## Passage shown
- - - - - - -
You probably won't impress people by telling them you drive a Hyundai. Perception trails reality by several years in the car business, and Hyundai is still perceived as a company that builds small, basic transportation hatchbacks. The reality, however, is that those days are gone. Hyundai now offers a vastly improved and expanded line of cars, and this sporty new front-drive Tiburon coupe is a shining example of Hyundai's progress.
The Tiburon borrows its name from a big shark that cruises the coast of Central America. Hyundai's shark is designed to prey on the Nissan 200SX, Pontiac Sunfire, Toyota Celica and non-turbo versions of the Mitsubishi Eclipse and Eagle Talon.
Although the Tiburon doesn't quite have the biggest teeth in this class, it can swim heads up with most of its contemporaries, and we think it's a must-see if you're in the market for an inexpensive sporty coupe that's fun to drive and good to look at.
The Tiburon is a totally new car and a much more substantial vehicle than its predecessor, the Hyundai Scoupe. The Scoupe was based on the old Excel hatchback, while the Tiburon is loosely based on the new Elantra sedan. Its handling and response were a pleasant surprise for us, and while only time will tell, its construction quality appears to be on a par with other vehicles in this class.
- - - - - - -
## Aim A
In the listing, rewrite the lines starting with the line containing "folder-icon bbox=[29, 154, 51, 171]" and going on through the line containing "512, 1000, 553]", replacing "Notifications" with "Alerts" and leaving everything else the same.

## Stored rows
- - - - - - -
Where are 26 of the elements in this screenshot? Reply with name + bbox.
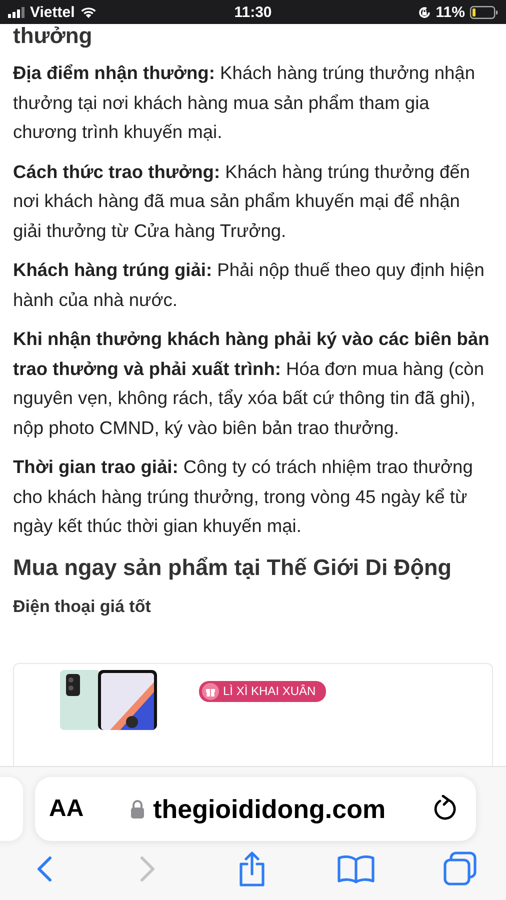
subheading: Điện thoại giá tốt [13, 596, 152, 618]
carrier-name: Viettel [30, 4, 75, 20]
gift-icon [202, 682, 219, 700]
lock-icon [130, 799, 146, 819]
share-icon [237, 851, 267, 887]
paragraph: Địa điểm nhận thưởng: Khách hàng trúng thưởng nhận thưởng tại nơi khách hàng mua sản phẩm tham gia chương trình khuyến mại. [13, 61, 476, 144]
paragraph: Khi nhận thưởng khách hàng phải ký vào các biên bản trao thưởng và phải xuất trình: Hóa đơn mua hàng (còn nguyên vẹn, không rách, tẩy xóa bất cứ thông tin đã ghi), nộp photo CMND, ký vào biên bản trao thưởng. [13, 327, 490, 440]
chevron-right-icon [139, 855, 157, 883]
wifi-icon [80, 6, 97, 18]
paragraph: Thời gian trao giải: Công ty có trách nhiệm trao thưởng cho khách hàng trúng thưởng, trong vòng 45 ngày kể từ ngày kết thúc thời gian khuyến mại. [13, 455, 474, 538]
paragraph: Khách hàng trúng giải: Phải nộp thuế theo quy định hiện hành của nhà nước. [13, 258, 486, 312]
bookmarks-button[interactable] [336, 854, 376, 884]
text-size-button[interactable]: AA [49, 795, 84, 823]
signal-icon [8, 6, 25, 18]
section-heading: Mua ngay sản phẩm tại Thế Giới Di Động [13, 554, 453, 582]
rotation-lock-icon [418, 6, 431, 18]
book-icon [337, 854, 375, 884]
battery-percent: 11% [436, 4, 465, 20]
chevron-left-icon [35, 855, 53, 883]
address-text[interactable]: thegioididong.com [153, 794, 386, 824]
battery-icon [470, 6, 498, 18]
clock-time: 11:30 [234, 4, 272, 20]
paragraph: Cách thức trao thưởng: Khách hàng trúng thưởng đến nơi khách hàng đã mua sản phẩm khuyến mại để nhận giải thưởng từ Cửa hàng Trưởng. [13, 160, 471, 243]
promo-badge: LÌ XÌ KHAI XUÂN [199, 680, 326, 702]
section-heading: thưởng [13, 24, 94, 48]
tabs-icon [442, 851, 478, 887]
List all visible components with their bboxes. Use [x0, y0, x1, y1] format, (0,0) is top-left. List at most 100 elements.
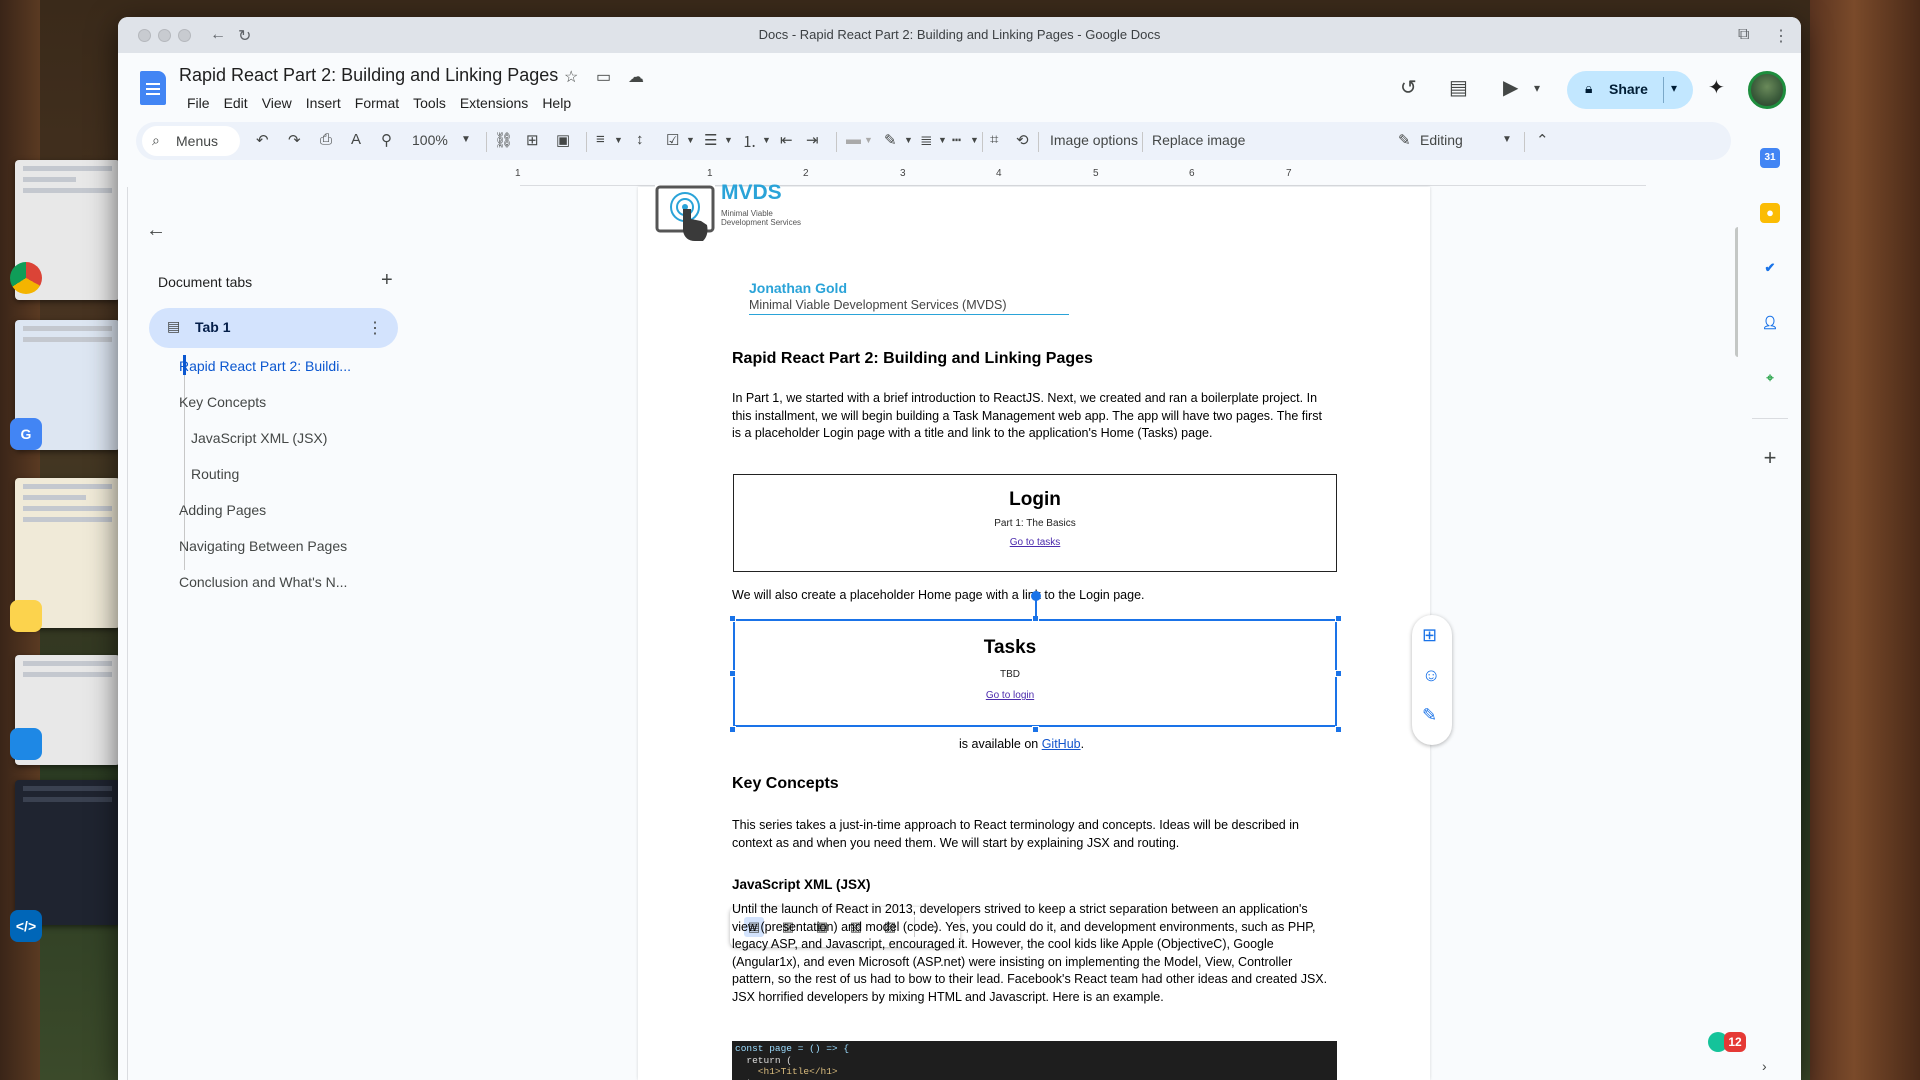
chevron-down-icon[interactable]: ▼ [938, 135, 947, 145]
chevron-down-icon[interactable]: ▾ [1534, 81, 1540, 95]
window-thumbnail[interactable] [15, 780, 120, 925]
resize-handle[interactable] [729, 670, 736, 677]
resize-handle[interactable] [1032, 726, 1039, 733]
cloud-status-icon[interactable]: ☁ [628, 67, 644, 87]
finder-icon[interactable] [10, 728, 42, 760]
share-button[interactable]: 🔒︎ Share ▾ [1567, 71, 1693, 109]
grammar-badge[interactable]: 12 [1708, 1028, 1748, 1056]
menu-extensions[interactable]: Extensions [453, 93, 535, 113]
comments-icon[interactable]: ▤ [1449, 75, 1468, 100]
chevron-down-icon[interactable]: ▼ [762, 135, 771, 145]
version-history-icon[interactable]: ↺ [1400, 75, 1417, 100]
paint-format-icon[interactable]: ⚲ [381, 131, 392, 149]
zoom-select[interactable]: 100% [412, 132, 448, 148]
replace-image-button[interactable]: Replace image [1152, 132, 1245, 148]
more-vert-icon[interactable]: ⋮ [1773, 26, 1789, 46]
menu-format[interactable]: Format [348, 93, 406, 113]
translate-icon[interactable]: G [10, 418, 42, 450]
line-spacing-icon[interactable]: ↕ [636, 131, 644, 148]
print-icon[interactable]: ⎙ [320, 131, 332, 148]
menu-edit[interactable]: Edit [217, 93, 255, 113]
menu-tools[interactable]: Tools [406, 93, 453, 113]
suggest-edits-icon[interactable]: ✎ [1422, 705, 1437, 726]
document-title[interactable]: Rapid React Part 2: Building and Linking… [179, 65, 558, 86]
outline-item[interactable]: Key Concepts [179, 394, 266, 410]
border-dash-icon[interactable]: ┅ [952, 131, 961, 149]
maps-icon[interactable]: ⌖ [1760, 368, 1780, 388]
horizontal-ruler[interactable]: 1 1 2 3 4 5 6 7 [118, 167, 1738, 187]
spellcheck-icon[interactable]: A [351, 131, 361, 148]
resize-handle[interactable] [1335, 615, 1342, 622]
move-folder-icon[interactable]: ▭ [596, 67, 611, 87]
chevron-down-icon[interactable]: ▼ [461, 134, 471, 145]
add-app-icon[interactable]: + [1760, 447, 1780, 469]
outline-item[interactable]: Rapid React Part 2: Buildi... [179, 358, 351, 374]
docs-logo-icon[interactable] [140, 71, 166, 105]
tab-item[interactable]: ▤ Tab 1 ⋮ [149, 308, 398, 348]
decrease-indent-icon[interactable]: ⇤ [780, 131, 793, 149]
align-icon[interactable]: ≡ [596, 131, 605, 148]
add-comment-icon[interactable]: ⊞ [526, 131, 539, 149]
vertical-ruler[interactable] [118, 187, 136, 1080]
increase-indent-icon[interactable]: ⇥ [806, 131, 819, 149]
undo-icon[interactable]: ↶ [256, 131, 269, 149]
chevron-down-icon[interactable]: ▼ [686, 135, 695, 145]
star-icon[interactable]: ☆ [564, 67, 578, 87]
menu-file[interactable]: File [180, 93, 217, 113]
tasks-icon[interactable]: ✔ [1760, 258, 1780, 278]
pencil-icon[interactable]: ✎ [1398, 131, 1411, 149]
resize-handle[interactable] [729, 726, 736, 733]
outline-item[interactable]: Navigating Between Pages [179, 538, 347, 554]
checklist-icon[interactable]: ☑ [666, 131, 679, 149]
chevron-right-icon[interactable]: › [1762, 1058, 1767, 1074]
numbered-list-icon[interactable]: ⒈ [742, 131, 757, 152]
crop-icon[interactable]: ⌗ [990, 131, 998, 148]
insert-image-icon[interactable]: ▣ [556, 131, 570, 149]
document-page[interactable]: MVDS Minimal Viable Development Services… [638, 181, 1430, 1080]
chevron-down-icon[interactable]: ▼ [1502, 134, 1512, 145]
resize-handle[interactable] [1335, 670, 1342, 677]
insert-link-icon[interactable]: ⛓ [494, 131, 513, 149]
outline-item[interactable]: Routing [191, 466, 239, 482]
github-link[interactable]: GitHub [1042, 737, 1081, 751]
contacts-icon[interactable]: 👤︎ [1760, 313, 1780, 333]
menu-help[interactable]: Help [535, 93, 578, 113]
outline-item[interactable]: JavaScript XML (JSX) [191, 430, 327, 446]
gemini-spark-icon[interactable]: ✦ [1708, 75, 1725, 100]
rotate-handle[interactable] [1031, 591, 1041, 601]
emoji-reaction-icon[interactable]: ☺ [1422, 665, 1440, 686]
more-vert-icon[interactable]: ⋮ [367, 318, 383, 338]
extension-icon[interactable]: ⧉ [1738, 26, 1749, 44]
outline-item[interactable]: Adding Pages [179, 502, 266, 518]
border-weight-icon[interactable]: ≣ [920, 131, 933, 149]
keep-icon[interactable]: ● [1760, 203, 1780, 223]
menus-search[interactable]: ⌕ Menus [142, 126, 240, 156]
bulleted-list-icon[interactable]: ☰ [704, 131, 717, 149]
resize-handle[interactable] [1335, 726, 1342, 733]
redo-icon[interactable]: ↷ [288, 131, 301, 149]
chevron-down-icon[interactable]: ▼ [904, 135, 913, 145]
outline-item[interactable]: Conclusion and What's N... [179, 574, 347, 590]
add-comment-icon[interactable]: ⊞ [1422, 625, 1437, 646]
chevron-down-icon[interactable]: ▼ [724, 135, 733, 145]
account-avatar[interactable] [1748, 71, 1786, 109]
vscode-icon[interactable]: </> [10, 910, 42, 942]
login-page-image[interactable]: Login Part 1: The Basics Go to tasks [733, 474, 1337, 572]
reset-image-icon[interactable]: ⟲ [1016, 131, 1029, 149]
add-tab-icon[interactable]: + [381, 269, 393, 292]
tasks-page-image[interactable]: Tasks TBD Go to login [733, 619, 1337, 727]
menu-view[interactable]: View [255, 93, 299, 113]
collapse-toolbar-icon[interactable]: ⌃ [1536, 131, 1549, 149]
resize-handle[interactable] [729, 615, 736, 622]
chevron-down-icon[interactable]: ▼ [614, 135, 623, 145]
editing-mode-select[interactable]: Editing [1420, 132, 1463, 148]
back-arrow-icon[interactable]: ← [146, 219, 166, 242]
menu-insert[interactable]: Insert [299, 93, 348, 113]
border-pen-icon[interactable]: ✎ [884, 131, 897, 149]
notes-icon[interactable] [10, 600, 42, 632]
chevron-down-icon[interactable]: ▼ [970, 135, 979, 145]
chrome-icon[interactable] [10, 262, 42, 294]
share-dropdown-icon[interactable]: ▾ [1671, 81, 1677, 95]
calendar-icon[interactable]: 31 [1760, 148, 1780, 168]
meet-icon[interactable]: ▶ [1503, 75, 1518, 100]
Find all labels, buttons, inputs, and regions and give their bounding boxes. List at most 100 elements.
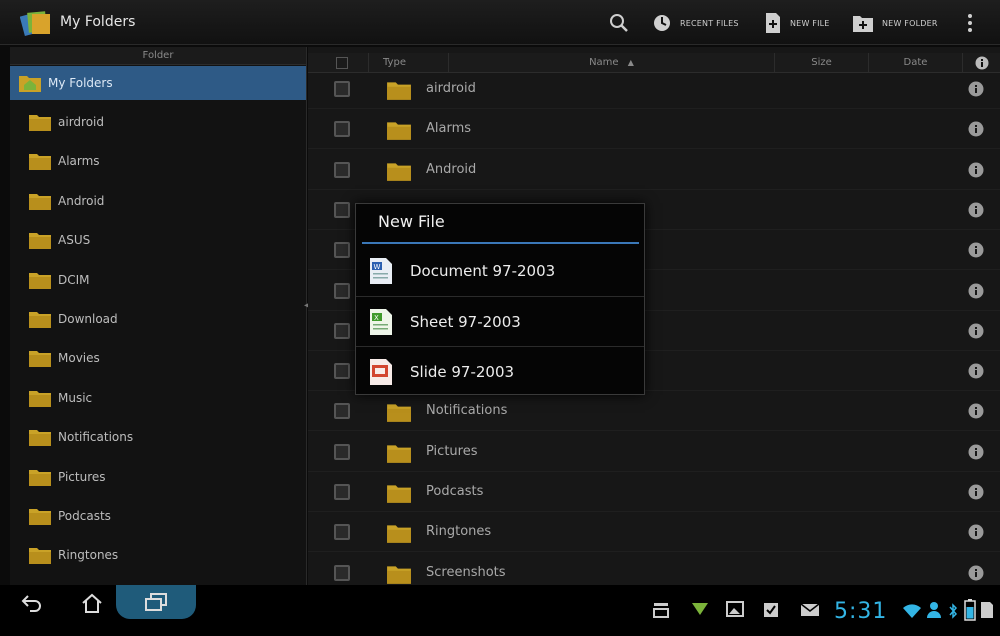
folder-icon bbox=[29, 154, 51, 171]
folder-tree-item-label: Download bbox=[58, 312, 118, 326]
folder-tree-item[interactable]: airdroid bbox=[28, 110, 298, 134]
new-document-option[interactable]: W Document 97-2003 bbox=[356, 246, 644, 296]
file-name: Podcasts bbox=[426, 484, 484, 499]
new-folder-icon bbox=[853, 16, 873, 32]
row-checkbox[interactable] bbox=[334, 403, 350, 420]
folder-tree-item[interactable]: Notifications bbox=[28, 425, 298, 449]
file-list-row[interactable]: Ringtones bbox=[308, 512, 1000, 553]
row-checkbox[interactable] bbox=[334, 242, 350, 259]
new-slide-option[interactable]: Slide 97-2003 bbox=[356, 346, 644, 396]
info-icon bbox=[968, 323, 984, 339]
sd-card-icon bbox=[980, 601, 994, 623]
folder-tree-item[interactable]: Podcasts bbox=[28, 504, 298, 528]
folder-tree-item[interactable]: Ringtones bbox=[28, 543, 298, 567]
info-button[interactable] bbox=[968, 444, 984, 464]
folder-tree-item[interactable]: ASUS bbox=[28, 228, 298, 252]
row-checkbox[interactable] bbox=[334, 322, 350, 339]
new-file-icon bbox=[766, 13, 780, 33]
row-checkbox[interactable] bbox=[334, 81, 350, 97]
file-list-row[interactable]: airdroid bbox=[308, 69, 1000, 109]
file-list-row[interactable]: Notifications bbox=[308, 391, 1000, 432]
info-button[interactable] bbox=[968, 403, 984, 423]
row-checkbox[interactable] bbox=[334, 201, 350, 218]
info-button[interactable] bbox=[968, 363, 984, 383]
email-notification-icon bbox=[800, 602, 820, 621]
folder-tree-item-label: Pictures bbox=[58, 469, 106, 484]
folder-column-header: Folder bbox=[10, 47, 306, 65]
info-button[interactable] bbox=[968, 242, 984, 262]
info-button[interactable] bbox=[968, 484, 984, 504]
folder-icon bbox=[387, 445, 411, 463]
back-button[interactable] bbox=[14, 585, 50, 621]
info-icon bbox=[968, 484, 984, 500]
file-list-row[interactable]: Podcasts bbox=[308, 472, 1000, 512]
folder-icon bbox=[387, 566, 411, 584]
info-button[interactable] bbox=[968, 323, 984, 343]
system-navigation-bar: 5:31 bbox=[0, 585, 1000, 636]
row-checkbox[interactable] bbox=[334, 121, 350, 138]
row-checkbox[interactable] bbox=[334, 363, 350, 380]
row-checkbox[interactable] bbox=[334, 282, 350, 299]
file-list-row[interactable]: Alarms bbox=[308, 109, 1000, 150]
folder-tree-item-label: Ringtones bbox=[58, 548, 119, 563]
row-checkbox[interactable] bbox=[334, 564, 350, 581]
clock-time[interactable]: 5:31 bbox=[834, 599, 887, 624]
info-icon bbox=[968, 202, 984, 218]
info-button[interactable] bbox=[968, 202, 984, 222]
file-name: Pictures bbox=[426, 443, 478, 459]
row-checkbox[interactable] bbox=[334, 443, 350, 460]
row-checkbox[interactable] bbox=[334, 161, 350, 178]
info-button[interactable] bbox=[968, 162, 984, 182]
select-all-checkbox[interactable] bbox=[336, 57, 348, 69]
folder-icon bbox=[29, 509, 51, 525]
info-button[interactable] bbox=[968, 524, 984, 544]
search-button[interactable] bbox=[608, 10, 630, 36]
info-button[interactable] bbox=[968, 283, 984, 303]
folder-tree-item[interactable]: Download bbox=[28, 307, 298, 331]
folder-icon bbox=[387, 485, 411, 503]
clock-icon bbox=[654, 15, 670, 31]
overflow-menu-button[interactable] bbox=[966, 10, 974, 36]
recent-files-button[interactable]: RECENT FILES bbox=[652, 10, 739, 36]
new-sheet-option[interactable]: X Sheet 97-2003 bbox=[356, 296, 644, 346]
info-button[interactable] bbox=[968, 565, 984, 585]
folder-icon bbox=[29, 469, 51, 486]
folder-icon bbox=[387, 122, 411, 141]
svg-text:X: X bbox=[374, 314, 379, 322]
row-checkbox[interactable] bbox=[334, 524, 350, 541]
folder-tree-item[interactable]: Android bbox=[28, 189, 298, 213]
wifi-icon bbox=[902, 603, 922, 623]
folder-tree-root[interactable]: My Folders bbox=[10, 66, 306, 100]
file-list-row[interactable]: Pictures bbox=[308, 432, 1000, 472]
info-icon bbox=[968, 81, 984, 97]
file-name: Screenshots bbox=[426, 564, 506, 580]
recent-files-label: RECENT FILES bbox=[680, 18, 739, 28]
folder-icon bbox=[387, 163, 411, 181]
new-document-label: Document 97-2003 bbox=[410, 262, 556, 280]
app-logo-icon bbox=[19, 8, 52, 36]
info-icon bbox=[968, 283, 984, 298]
recent-apps-button[interactable] bbox=[116, 585, 196, 619]
folder-tree-item[interactable]: DCIM bbox=[28, 268, 298, 292]
file-name: Android bbox=[426, 161, 477, 177]
info-button[interactable] bbox=[968, 81, 984, 101]
bluetooth-icon bbox=[948, 603, 958, 623]
folder-tree-item[interactable]: Alarms bbox=[28, 149, 298, 173]
file-list-row[interactable]: Android bbox=[308, 150, 1000, 190]
new-file-dialog: New File W Document 97-2003 X Sheet 97-2… bbox=[355, 203, 645, 395]
info-button[interactable] bbox=[968, 121, 984, 141]
presentation-icon bbox=[370, 358, 392, 385]
row-checkbox[interactable] bbox=[334, 484, 350, 500]
folder-tree-item[interactable]: Music bbox=[28, 386, 298, 410]
new-file-button[interactable]: NEW FILE bbox=[764, 10, 830, 36]
folder-tree-item[interactable]: Pictures bbox=[28, 465, 298, 489]
download-notification-icon bbox=[690, 601, 710, 621]
dialog-title: New File bbox=[378, 212, 445, 231]
home-button[interactable] bbox=[74, 585, 110, 621]
new-slide-label: Slide 97-2003 bbox=[410, 362, 515, 381]
folder-tree-item-label: Podcasts bbox=[58, 509, 111, 523]
folder-tree-item-label: Music bbox=[58, 390, 93, 405]
folder-tree-item[interactable]: Movies bbox=[28, 346, 298, 370]
new-folder-button[interactable]: NEW FOLDER bbox=[852, 10, 938, 36]
task-notification-icon bbox=[762, 600, 780, 622]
- - - - - - -
## Aim B
From the Hyundai Tiburon review, print the passage starting with "You probably won't" and going on through "of Hyundai's progress.".

## Final answer A
folder-icon bbox=[29, 154, 51, 171]
folder-tree-item-label: Download bbox=[58, 312, 118, 326]
folder-tree-item[interactable]: airdroid bbox=[28, 110, 298, 134]
new-document-option[interactable]: W Document 97-2003 bbox=[356, 246, 644, 296]
file-name: Podcasts bbox=[426, 484, 484, 499]
new-folder-icon bbox=[853, 16, 873, 32]
row-checkbox[interactable] bbox=[334, 403, 350, 420]
folder-tree-item[interactable]: Alerts bbox=[28, 425, 298, 449]
file-list-row[interactable]: Ringtones bbox=[308, 512, 1000, 553]

## Final answer B
You probably won't impress people by telling them you drive a Hyundai. Perception trails reality by several years in the car business, and Hyundai is still perceived as a company that builds small, basic transportation hatchbacks. The reality, however, is that those days are gone. Hyundai now offers a vastly improved and expanded line of cars, and this sporty new front-drive Tiburon coupe is a shining example of Hyundai's progress.